Task input >>
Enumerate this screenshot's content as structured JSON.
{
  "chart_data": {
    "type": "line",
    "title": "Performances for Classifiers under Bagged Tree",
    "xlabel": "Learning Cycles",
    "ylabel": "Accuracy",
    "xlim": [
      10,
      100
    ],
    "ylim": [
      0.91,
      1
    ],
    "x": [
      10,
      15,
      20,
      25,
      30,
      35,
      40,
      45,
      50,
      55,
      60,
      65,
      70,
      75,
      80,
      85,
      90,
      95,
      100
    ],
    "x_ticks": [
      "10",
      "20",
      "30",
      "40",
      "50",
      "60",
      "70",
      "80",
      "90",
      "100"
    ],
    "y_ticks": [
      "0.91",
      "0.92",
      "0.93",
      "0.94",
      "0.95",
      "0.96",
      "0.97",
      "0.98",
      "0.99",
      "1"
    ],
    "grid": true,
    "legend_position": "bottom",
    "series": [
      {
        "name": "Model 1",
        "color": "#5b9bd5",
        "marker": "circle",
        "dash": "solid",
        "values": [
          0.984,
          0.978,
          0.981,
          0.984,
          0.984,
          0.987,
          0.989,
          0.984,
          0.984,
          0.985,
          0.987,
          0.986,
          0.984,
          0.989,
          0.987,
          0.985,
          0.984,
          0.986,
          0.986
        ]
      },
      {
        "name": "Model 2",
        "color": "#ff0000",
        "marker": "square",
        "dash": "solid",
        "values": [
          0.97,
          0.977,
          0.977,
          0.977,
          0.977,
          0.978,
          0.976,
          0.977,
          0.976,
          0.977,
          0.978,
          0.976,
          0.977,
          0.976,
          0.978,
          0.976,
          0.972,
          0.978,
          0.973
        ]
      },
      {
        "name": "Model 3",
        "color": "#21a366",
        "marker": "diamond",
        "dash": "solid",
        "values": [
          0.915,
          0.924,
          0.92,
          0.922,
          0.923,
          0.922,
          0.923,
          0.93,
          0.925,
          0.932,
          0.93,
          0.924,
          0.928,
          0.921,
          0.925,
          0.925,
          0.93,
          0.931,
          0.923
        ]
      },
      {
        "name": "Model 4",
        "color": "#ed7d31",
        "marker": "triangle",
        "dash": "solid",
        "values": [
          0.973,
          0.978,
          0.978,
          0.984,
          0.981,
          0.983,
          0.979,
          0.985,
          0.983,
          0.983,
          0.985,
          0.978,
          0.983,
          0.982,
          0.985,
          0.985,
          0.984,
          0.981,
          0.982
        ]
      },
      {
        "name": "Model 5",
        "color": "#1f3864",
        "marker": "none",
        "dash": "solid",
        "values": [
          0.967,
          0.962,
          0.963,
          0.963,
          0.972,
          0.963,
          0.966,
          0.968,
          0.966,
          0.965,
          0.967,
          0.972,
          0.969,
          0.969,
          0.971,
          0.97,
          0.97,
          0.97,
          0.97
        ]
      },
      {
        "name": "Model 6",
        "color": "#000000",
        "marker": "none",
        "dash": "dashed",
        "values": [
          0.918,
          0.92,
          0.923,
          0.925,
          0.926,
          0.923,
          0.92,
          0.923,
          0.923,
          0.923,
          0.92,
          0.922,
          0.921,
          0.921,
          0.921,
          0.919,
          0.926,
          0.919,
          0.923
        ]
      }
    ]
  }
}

What is expected >>
Repeat each record exactly. Omit nothing.

Result of this exercise >>
Enumerate this screenshot's content as structured JSON.
{
  "chart_data": {
    "type": "line",
    "title": "Performances for Classifiers under Bagged Tree",
    "xlabel": "Learning Cycles",
    "ylabel": "Accuracy",
    "xlim": [
      10,
      100
    ],
    "ylim": [
      0.91,
      1
    ],
    "x": [
      10,
      15,
      20,
      25,
      30,
      35,
      40,
      45,
      50,
      55,
      60,
      65,
      70,
      75,
      80,
      85,
      90,
      95,
      100
    ],
    "x_ticks": [
      "10",
      "20",
      "30",
      "40",
      "50",
      "60",
      "70",
      "80",
      "90",
      "100"
    ],
    "y_ticks": [
      "0.91",
      "0.92",
      "0.93",
      "0.94",
      "0.95",
      "0.96",
      "0.97",
      "0.98",
      "0.99",
      "1"
    ],
    "grid": true,
    "legend_position": "bottom",
    "series": [
      {
        "name": "Model 1",
        "color": "#5b9bd5",
        "marker": "circle",
        "dash": "solid",
        "values": [
          0.984,
          0.978,
          0.981,
          0.984,
          0.984,
          0.987,
          0.989,
          0.984,
          0.984,
          0.985,
          0.987,
          0.986,
          0.984,
          0.989,
          0.987,
          0.985,
          0.984,
          0.986,
          0.986
        ]
      },
      {
        "name": "Model 2",
        "color": "#ff0000",
        "marker": "square",
        "dash": "solid",
        "values": [
          0.97,
          0.977,
          0.977,
          0.977,
          0.977,
          0.978,
          0.976,
          0.977,
          0.976,
          0.977,
          0.978,
          0.976,
          0.977,
          0.976,
          0.978,
          0.976,
          0.972,
          0.978,
          0.973
        ]
      },
      {
        "name": "Model 3",
        "color": "#21a366",
        "marker": "diamond",
        "dash": "solid",
        "values": [
          0.915,
          0.924,
          0.92,
          0.922,
          0.923,
          0.922,
          0.923,
          0.93,
          0.925,
          0.932,
          0.93,
          0.924,
          0.928,
          0.921,
          0.925,
          0.925,
          0.93,
          0.931,
          0.923
        ]
      },
      {
        "name": "Model 4",
        "color": "#ed7d31",
        "marker": "triangle",
        "dash": "solid",
        "values": [
          0.973,
          0.978,
          0.978,
          0.984,
          0.981,
          0.983,
          0.979,
          0.985,
          0.983,
          0.983,
          0.985,
          0.978,
          0.983,
          0.982,
          0.985,
          0.985,
          0.984,
          0.981,
          0.982
        ]
      },
      {
        "name": "Model 5",
        "color": "#1f3864",
        "marker": "none",
        "dash": "solid",
        "values": [
          0.967,
          0.962,
          0.963,
          0.963,
          0.972,
          0.963,
          0.966,
          0.968,
          0.966,
          0.965,
          0.967,
          0.972,
          0.969,
          0.969,
          0.971,
          0.97,
          0.97,
          0.97,
          0.97
        ]
      },
      {
        "name": "Model 6",
        "color": "#000000",
        "marker": "none",
        "dash": "dashed",
        "values": [
          0.918,
          0.92,
          0.923,
          0.925,
          0.926,
          0.923,
          0.92,
          0.923,
          0.923,
          0.923,
          0.92,
          0.922,
          0.921,
          0.921,
          0.921,
          0.919,
          0.926,
          0.919,
          0.923
        ]
      }
    ]
  }
}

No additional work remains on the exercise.